A run of records:

• • •

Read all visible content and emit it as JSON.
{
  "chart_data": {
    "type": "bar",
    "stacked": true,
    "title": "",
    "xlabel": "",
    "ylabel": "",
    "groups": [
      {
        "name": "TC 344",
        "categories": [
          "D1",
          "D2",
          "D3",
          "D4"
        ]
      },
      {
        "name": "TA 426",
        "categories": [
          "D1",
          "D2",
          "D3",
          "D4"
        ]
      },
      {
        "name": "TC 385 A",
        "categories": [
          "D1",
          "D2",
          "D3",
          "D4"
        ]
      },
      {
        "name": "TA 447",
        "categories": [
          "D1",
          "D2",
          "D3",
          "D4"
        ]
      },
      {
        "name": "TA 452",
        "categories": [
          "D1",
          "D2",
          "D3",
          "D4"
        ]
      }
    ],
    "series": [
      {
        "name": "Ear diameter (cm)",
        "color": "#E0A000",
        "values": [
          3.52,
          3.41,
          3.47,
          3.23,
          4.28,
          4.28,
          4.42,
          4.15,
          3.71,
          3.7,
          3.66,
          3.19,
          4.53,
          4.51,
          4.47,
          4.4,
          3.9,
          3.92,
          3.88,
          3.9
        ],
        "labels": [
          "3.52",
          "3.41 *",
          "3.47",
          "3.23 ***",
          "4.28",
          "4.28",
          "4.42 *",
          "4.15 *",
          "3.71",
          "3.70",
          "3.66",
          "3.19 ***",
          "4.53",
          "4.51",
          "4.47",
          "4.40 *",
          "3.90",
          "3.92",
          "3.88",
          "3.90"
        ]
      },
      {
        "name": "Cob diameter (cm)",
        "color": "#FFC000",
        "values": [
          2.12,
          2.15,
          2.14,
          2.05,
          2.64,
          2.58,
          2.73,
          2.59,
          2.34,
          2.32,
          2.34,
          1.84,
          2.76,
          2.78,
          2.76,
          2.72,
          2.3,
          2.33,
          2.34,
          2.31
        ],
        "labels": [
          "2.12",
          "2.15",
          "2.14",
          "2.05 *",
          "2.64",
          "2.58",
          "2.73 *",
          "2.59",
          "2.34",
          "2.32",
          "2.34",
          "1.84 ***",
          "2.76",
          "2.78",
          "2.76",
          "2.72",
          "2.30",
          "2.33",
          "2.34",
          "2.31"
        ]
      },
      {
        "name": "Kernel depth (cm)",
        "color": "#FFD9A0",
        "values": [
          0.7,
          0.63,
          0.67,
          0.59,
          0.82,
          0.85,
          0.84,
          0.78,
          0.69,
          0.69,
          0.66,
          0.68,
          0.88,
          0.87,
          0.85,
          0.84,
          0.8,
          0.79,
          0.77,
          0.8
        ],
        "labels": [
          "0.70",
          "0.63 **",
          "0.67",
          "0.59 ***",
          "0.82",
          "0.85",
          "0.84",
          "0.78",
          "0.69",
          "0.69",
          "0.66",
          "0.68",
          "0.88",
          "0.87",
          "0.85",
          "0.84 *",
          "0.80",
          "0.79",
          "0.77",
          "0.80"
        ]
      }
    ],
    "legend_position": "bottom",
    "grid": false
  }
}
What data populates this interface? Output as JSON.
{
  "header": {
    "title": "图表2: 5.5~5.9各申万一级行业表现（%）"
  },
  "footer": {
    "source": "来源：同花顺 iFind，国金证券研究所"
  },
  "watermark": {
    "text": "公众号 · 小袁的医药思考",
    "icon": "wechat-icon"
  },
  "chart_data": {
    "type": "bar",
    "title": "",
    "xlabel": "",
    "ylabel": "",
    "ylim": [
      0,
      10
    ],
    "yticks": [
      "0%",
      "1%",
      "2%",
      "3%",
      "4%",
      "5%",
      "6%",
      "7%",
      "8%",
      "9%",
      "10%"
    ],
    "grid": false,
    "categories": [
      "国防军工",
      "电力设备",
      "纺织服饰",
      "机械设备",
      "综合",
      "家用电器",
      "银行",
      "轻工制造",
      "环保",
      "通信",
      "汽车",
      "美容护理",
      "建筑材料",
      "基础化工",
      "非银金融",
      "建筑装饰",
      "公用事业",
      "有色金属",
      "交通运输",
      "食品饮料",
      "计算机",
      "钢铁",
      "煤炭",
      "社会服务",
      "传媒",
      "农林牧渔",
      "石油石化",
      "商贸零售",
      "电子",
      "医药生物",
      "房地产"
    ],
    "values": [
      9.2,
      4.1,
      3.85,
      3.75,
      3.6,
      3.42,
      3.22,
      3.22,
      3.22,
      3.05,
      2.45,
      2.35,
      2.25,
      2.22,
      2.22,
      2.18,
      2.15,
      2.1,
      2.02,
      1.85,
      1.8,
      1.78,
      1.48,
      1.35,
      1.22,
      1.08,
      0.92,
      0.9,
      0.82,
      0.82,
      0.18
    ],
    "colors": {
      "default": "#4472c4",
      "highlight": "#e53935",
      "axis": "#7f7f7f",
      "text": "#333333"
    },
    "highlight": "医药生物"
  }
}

• • •

Aim:
Gather every line from the listing above in which the word "diameter" appears.

Result below:
        "name": "Ear diameter (cm)",
        "name": "Cob diameter (cm)",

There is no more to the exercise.